## REQUIRED TASK
Write out every entry exactly as it stands.

## Data records
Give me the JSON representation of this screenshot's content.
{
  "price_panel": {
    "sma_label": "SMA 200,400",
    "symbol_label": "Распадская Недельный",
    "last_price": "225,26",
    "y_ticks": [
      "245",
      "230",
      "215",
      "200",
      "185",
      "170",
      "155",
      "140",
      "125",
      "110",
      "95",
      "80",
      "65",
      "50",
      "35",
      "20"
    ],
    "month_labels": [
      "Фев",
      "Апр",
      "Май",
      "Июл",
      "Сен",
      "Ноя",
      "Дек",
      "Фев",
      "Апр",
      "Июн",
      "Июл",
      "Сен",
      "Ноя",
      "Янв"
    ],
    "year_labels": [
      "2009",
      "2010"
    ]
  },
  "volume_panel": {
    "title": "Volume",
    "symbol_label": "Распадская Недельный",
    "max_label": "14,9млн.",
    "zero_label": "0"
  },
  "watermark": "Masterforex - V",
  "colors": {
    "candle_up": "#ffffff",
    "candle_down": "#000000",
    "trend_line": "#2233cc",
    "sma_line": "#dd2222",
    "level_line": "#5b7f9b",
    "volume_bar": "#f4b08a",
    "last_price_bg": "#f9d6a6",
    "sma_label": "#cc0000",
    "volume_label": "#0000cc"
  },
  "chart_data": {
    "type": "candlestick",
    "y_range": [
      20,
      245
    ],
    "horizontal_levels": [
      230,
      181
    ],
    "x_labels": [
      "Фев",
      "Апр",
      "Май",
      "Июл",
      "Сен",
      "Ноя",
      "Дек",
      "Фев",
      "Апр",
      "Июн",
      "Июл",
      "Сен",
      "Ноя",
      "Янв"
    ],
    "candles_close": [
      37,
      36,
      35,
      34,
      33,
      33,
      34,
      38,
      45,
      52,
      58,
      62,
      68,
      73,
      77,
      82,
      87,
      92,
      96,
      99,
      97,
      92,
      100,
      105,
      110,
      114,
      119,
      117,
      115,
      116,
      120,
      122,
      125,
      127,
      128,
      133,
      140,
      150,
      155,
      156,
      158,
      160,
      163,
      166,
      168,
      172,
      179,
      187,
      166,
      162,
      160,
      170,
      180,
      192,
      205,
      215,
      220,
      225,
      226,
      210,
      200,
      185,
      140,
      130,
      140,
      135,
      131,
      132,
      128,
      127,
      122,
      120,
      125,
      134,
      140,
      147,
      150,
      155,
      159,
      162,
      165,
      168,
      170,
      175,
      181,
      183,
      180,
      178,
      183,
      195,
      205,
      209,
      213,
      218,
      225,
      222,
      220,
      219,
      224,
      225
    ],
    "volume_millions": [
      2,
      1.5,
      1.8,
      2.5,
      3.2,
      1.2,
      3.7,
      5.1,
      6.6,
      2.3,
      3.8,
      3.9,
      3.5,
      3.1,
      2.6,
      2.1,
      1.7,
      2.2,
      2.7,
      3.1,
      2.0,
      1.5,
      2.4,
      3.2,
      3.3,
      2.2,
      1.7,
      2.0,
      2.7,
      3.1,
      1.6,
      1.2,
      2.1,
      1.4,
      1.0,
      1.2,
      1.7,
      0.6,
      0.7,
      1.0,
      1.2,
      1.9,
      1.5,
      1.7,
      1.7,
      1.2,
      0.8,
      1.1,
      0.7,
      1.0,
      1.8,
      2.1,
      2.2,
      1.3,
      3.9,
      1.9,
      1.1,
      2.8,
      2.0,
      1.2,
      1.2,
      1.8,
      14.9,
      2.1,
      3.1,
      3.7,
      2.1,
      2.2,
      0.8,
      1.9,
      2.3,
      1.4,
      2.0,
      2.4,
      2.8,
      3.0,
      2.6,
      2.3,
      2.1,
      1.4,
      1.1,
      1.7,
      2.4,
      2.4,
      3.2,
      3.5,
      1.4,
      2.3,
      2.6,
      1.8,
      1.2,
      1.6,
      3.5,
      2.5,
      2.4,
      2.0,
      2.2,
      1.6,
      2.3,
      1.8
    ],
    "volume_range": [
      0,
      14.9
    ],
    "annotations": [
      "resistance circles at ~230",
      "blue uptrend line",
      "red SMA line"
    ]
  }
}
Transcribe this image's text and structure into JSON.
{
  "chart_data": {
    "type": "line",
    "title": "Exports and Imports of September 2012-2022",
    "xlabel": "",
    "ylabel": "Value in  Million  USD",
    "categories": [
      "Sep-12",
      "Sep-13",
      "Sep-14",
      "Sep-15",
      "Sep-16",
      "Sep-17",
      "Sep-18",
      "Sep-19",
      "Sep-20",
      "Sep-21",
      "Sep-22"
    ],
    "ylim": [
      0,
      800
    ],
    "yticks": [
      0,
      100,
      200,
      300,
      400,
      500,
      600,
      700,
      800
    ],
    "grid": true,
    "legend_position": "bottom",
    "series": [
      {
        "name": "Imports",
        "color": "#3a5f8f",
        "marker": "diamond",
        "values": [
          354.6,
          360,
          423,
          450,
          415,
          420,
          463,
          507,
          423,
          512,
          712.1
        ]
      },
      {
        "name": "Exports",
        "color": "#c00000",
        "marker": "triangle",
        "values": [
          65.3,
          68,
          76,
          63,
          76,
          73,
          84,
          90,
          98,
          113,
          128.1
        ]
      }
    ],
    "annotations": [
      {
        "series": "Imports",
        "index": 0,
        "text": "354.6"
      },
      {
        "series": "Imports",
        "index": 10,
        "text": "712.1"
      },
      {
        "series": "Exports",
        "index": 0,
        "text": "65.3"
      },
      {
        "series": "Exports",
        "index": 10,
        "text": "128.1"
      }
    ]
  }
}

## RESPONSE TO THE TASK
Give me the JSON representation of this screenshot's content.
{
  "price_panel": {
    "sma_label": "SMA 200,400",
    "symbol_label": "Распадская Недельный",
    "last_price": "225,26",
    "y_ticks": [
      "245",
      "230",
      "215",
      "200",
      "185",
      "170",
      "155",
      "140",
      "125",
      "110",
      "95",
      "80",
      "65",
      "50",
      "35",
      "20"
    ],
    "month_labels": [
      "Фев",
      "Апр",
      "Май",
      "Июл",
      "Сен",
      "Ноя",
      "Дек",
      "Фев",
      "Апр",
      "Июн",
      "Июл",
      "Сен",
      "Ноя",
      "Янв"
    ],
    "year_labels": [
      "2009",
      "2010"
    ]
  },
  "volume_panel": {
    "title": "Volume",
    "symbol_label": "Распадская Недельный",
    "max_label": "14,9млн.",
    "zero_label": "0"
  },
  "watermark": "Masterforex - V",
  "colors": {
    "candle_up": "#ffffff",
    "candle_down": "#000000",
    "trend_line": "#2233cc",
    "sma_line": "#dd2222",
    "level_line": "#5b7f9b",
    "volume_bar": "#f4b08a",
    "last_price_bg": "#f9d6a6",
    "sma_label": "#cc0000",
    "volume_label": "#0000cc"
  },
  "chart_data": {
    "type": "candlestick",
    "y_range": [
      20,
      245
    ],
    "horizontal_levels": [
      230,
      181
    ],
    "x_labels": [
      "Фев",
      "Апр",
      "Май",
      "Июл",
      "Сен",
      "Ноя",
      "Дек",
      "Фев",
      "Апр",
      "Июн",
      "Июл",
      "Сен",
      "Ноя",
      "Янв"
    ],
    "candles_close": [
      37,
      36,
      35,
      34,
      33,
      33,
      34,
      38,
      45,
      52,
      58,
      62,
      68,
      73,
      77,
      82,
      87,
      92,
      96,
      99,
      97,
      92,
      100,
      105,
      110,
      114,
      119,
      117,
      115,
      116,
      120,
      122,
      125,
      127,
      128,
      133,
      140,
      150,
      155,
      156,
      158,
      160,
      163,
      166,
      168,
      172,
      179,
      187,
      166,
      162,
      160,
      170,
      180,
      192,
      205,
      215,
      220,
      225,
      226,
      210,
      200,
      185,
      140,
      130,
      140,
      135,
      131,
      132,
      128,
      127,
      122,
      120,
      125,
      134,
      140,
      147,
      150,
      155,
      159,
      162,
      165,
      168,
      170,
      175,
      181,
      183,
      180,
      178,
      183,
      195,
      205,
      209,
      213,
      218,
      225,
      222,
      220,
      219,
      224,
      225
    ],
    "volume_millions": [
      2,
      1.5,
      1.8,
      2.5,
      3.2,
      1.2,
      3.7,
      5.1,
      6.6,
      2.3,
      3.8,
      3.9,
      3.5,
      3.1,
      2.6,
      2.1,
      1.7,
      2.2,
      2.7,
      3.1,
      2.0,
      1.5,
      2.4,
      3.2,
      3.3,
      2.2,
      1.7,
      2.0,
      2.7,
      3.1,
      1.6,
      1.2,
      2.1,
      1.4,
      1.0,
      1.2,
      1.7,
      0.6,
      0.7,
      1.0,
      1.2,
      1.9,
      1.5,
      1.7,
      1.7,
      1.2,
      0.8,
      1.1,
      0.7,
      1.0,
      1.8,
      2.1,
      2.2,
      1.3,
      3.9,
      1.9,
      1.1,
      2.8,
      2.0,
      1.2,
      1.2,
      1.8,
      14.9,
      2.1,
      3.1,
      3.7,
      2.1,
      2.2,
      0.8,
      1.9,
      2.3,
      1.4,
      2.0,
      2.4,
      2.8,
      3.0,
      2.6,
      2.3,
      2.1,
      1.4,
      1.1,
      1.7,
      2.4,
      2.4,
      3.2,
      3.5,
      1.4,
      2.3,
      2.6,
      1.8,
      1.2,
      1.6,
      3.5,
      2.5,
      2.4,
      2.0,
      2.2,
      1.6,
      2.3,
      1.8
    ],
    "volume_range": [
      0,
      14.9
    ],
    "annotations": [
      "resistance circles at ~230",
      "blue uptrend line",
      "red SMA line"
    ]
  }
}
Transcribe this image's text and structure into JSON.
{
  "chart_data": {
    "type": "line",
    "title": "Exports and Imports of September 2012-2022",
    "xlabel": "",
    "ylabel": "Value in  Million  USD",
    "categories": [
      "Sep-12",
      "Sep-13",
      "Sep-14",
      "Sep-15",
      "Sep-16",
      "Sep-17",
      "Sep-18",
      "Sep-19",
      "Sep-20",
      "Sep-21",
      "Sep-22"
    ],
    "ylim": [
      0,
      800
    ],
    "yticks": [
      0,
      100,
      200,
      300,
      400,
      500,
      600,
      700,
      800
    ],
    "grid": true,
    "legend_position": "bottom",
    "series": [
      {
        "name": "Imports",
        "color": "#3a5f8f",
        "marker": "diamond",
        "values": [
          354.6,
          360,
          423,
          450,
          415,
          420,
          463,
          507,
          423,
          512,
          712.1
        ]
      },
      {
        "name": "Exports",
        "color": "#c00000",
        "marker": "triangle",
        "values": [
          65.3,
          68,
          76,
          63,
          76,
          73,
          84,
          90,
          98,
          113,
          128.1
        ]
      }
    ],
    "annotations": [
      {
        "series": "Imports",
        "index": 0,
        "text": "354.6"
      },
      {
        "series": "Imports",
        "index": 10,
        "text": "712.1"
      },
      {
        "series": "Exports",
        "index": 0,
        "text": "65.3"
      },
      {
        "series": "Exports",
        "index": 10,
        "text": "128.1"
      }
    ]
  }
}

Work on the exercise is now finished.